### Work instructions
Repeat word for word the line with "What does this" and every line after it until the records below run out.

### Records provided
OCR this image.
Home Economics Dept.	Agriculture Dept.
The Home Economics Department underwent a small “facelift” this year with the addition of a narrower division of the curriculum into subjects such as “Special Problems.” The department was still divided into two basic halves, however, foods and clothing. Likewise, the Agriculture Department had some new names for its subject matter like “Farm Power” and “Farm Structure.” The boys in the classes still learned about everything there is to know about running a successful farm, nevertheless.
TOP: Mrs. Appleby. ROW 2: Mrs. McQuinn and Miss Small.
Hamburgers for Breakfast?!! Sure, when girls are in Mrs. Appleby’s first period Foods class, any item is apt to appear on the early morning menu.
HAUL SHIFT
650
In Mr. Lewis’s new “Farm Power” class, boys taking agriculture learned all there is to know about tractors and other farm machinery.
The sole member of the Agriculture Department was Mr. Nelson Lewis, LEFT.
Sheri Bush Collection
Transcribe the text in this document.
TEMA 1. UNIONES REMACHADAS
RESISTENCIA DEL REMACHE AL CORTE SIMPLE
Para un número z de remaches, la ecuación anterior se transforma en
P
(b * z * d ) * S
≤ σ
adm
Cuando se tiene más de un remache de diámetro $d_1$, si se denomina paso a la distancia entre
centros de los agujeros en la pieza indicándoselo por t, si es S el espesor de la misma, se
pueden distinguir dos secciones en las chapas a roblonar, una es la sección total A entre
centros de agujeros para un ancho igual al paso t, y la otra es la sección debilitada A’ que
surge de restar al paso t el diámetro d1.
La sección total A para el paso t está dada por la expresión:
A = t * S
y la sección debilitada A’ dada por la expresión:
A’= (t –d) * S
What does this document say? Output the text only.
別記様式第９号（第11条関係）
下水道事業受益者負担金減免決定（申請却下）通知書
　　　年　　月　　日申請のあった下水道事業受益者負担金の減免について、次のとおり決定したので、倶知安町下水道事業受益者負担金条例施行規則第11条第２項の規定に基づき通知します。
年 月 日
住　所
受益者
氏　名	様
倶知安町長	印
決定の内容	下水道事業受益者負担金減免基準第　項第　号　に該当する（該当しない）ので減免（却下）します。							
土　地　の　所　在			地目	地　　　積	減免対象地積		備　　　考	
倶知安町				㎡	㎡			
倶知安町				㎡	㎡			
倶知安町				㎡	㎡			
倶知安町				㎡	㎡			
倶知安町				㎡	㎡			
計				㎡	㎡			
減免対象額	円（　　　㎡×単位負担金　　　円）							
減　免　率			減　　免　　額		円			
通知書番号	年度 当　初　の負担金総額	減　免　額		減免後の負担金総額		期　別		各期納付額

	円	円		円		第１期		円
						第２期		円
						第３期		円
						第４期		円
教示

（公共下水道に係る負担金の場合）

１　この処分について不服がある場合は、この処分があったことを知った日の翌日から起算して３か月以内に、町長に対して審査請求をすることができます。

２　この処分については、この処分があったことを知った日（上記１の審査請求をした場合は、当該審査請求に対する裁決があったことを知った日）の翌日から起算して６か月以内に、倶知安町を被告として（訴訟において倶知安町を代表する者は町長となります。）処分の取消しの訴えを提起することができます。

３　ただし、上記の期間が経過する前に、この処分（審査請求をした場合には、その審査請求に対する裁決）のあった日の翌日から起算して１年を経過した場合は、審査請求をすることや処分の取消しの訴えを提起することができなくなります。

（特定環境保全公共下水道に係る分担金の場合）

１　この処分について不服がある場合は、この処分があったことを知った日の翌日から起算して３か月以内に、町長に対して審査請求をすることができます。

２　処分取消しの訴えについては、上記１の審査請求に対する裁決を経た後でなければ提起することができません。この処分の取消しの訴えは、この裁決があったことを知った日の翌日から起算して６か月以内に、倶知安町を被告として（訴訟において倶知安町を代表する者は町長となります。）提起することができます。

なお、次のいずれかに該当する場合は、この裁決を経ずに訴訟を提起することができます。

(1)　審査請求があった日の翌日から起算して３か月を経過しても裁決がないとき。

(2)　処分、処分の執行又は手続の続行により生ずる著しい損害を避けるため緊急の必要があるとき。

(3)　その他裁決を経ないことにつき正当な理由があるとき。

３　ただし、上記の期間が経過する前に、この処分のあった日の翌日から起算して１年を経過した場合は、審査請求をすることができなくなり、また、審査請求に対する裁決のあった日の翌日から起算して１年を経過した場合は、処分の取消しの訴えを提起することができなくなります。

### Result for this task
What does this document say? Output the text only.
別記様式第９号（第11条関係）
下水道事業受益者負担金減免決定（申請却下）通知書
　　　年　　月　　日申請のあった下水道事業受益者負担金の減免について、次のとおり決定したので、倶知安町下水道事業受益者負担金条例施行規則第11条第２項の規定に基づき通知します。
年 月 日
住　所
受益者
氏　名	様
倶知安町長	印
決定の内容	下水道事業受益者負担金減免基準第　項第　号　に該当する（該当しない）ので減免（却下）します。							
土　地　の　所　在			地目	地　　　積	減免対象地積		備　　　考	
倶知安町				㎡	㎡			
倶知安町				㎡	㎡			
倶知安町				㎡	㎡			
倶知安町				㎡	㎡			
倶知安町				㎡	㎡			
計				㎡	㎡			
減免対象額	円（　　　㎡×単位負担金　　　円）							
減　免　率			減　　免　　額		円			
通知書番号	年度 当　初　の負担金総額	減　免　額		減免後の負担金総額		期　別		各期納付額

	円	円		円		第１期		円
						第２期		円
						第３期		円
						第４期		円
教示

（公共下水道に係る負担金の場合）

１　この処分について不服がある場合は、この処分があったことを知った日の翌日から起算して３か月以内に、町長に対して審査請求をすることができます。

２　この処分については、この処分があったことを知った日（上記１の審査請求をした場合は、当該審査請求に対する裁決があったことを知った日）の翌日から起算して６か月以内に、倶知安町を被告として（訴訟において倶知安町を代表する者は町長となります。）処分の取消しの訴えを提起することができます。

３　ただし、上記の期間が経過する前に、この処分（審査請求をした場合には、その審査請求に対する裁決）のあった日の翌日から起算して１年を経過した場合は、審査請求をすることや処分の取消しの訴えを提起することができなくなります。

（特定環境保全公共下水道に係る分担金の場合）

１　この処分について不服がある場合は、この処分があったことを知った日の翌日から起算して３か月以内に、町長に対して審査請求をすることができます。

２　処分取消しの訴えについては、上記１の審査請求に対する裁決を経た後でなければ提起することができません。この処分の取消しの訴えは、この裁決があったことを知った日の翌日から起算して６か月以内に、倶知安町を被告として（訴訟において倶知安町を代表する者は町長となります。）提起することができます。

なお、次のいずれかに該当する場合は、この裁決を経ずに訴訟を提起することができます。

(1)　審査請求があった日の翌日から起算して３か月を経過しても裁決がないとき。

(2)　処分、処分の執行又は手続の続行により生ずる著しい損害を避けるため緊急の必要があるとき。

(3)　その他裁決を経ないことにつき正当な理由があるとき。

３　ただし、上記の期間が経過する前に、この処分のあった日の翌日から起算して１年を経過した場合は、審査請求をすることができなくなり、また、審査請求に対する裁決のあった日の翌日から起算して１年を経過した場合は、処分の取消しの訴えを提起することができなくなります。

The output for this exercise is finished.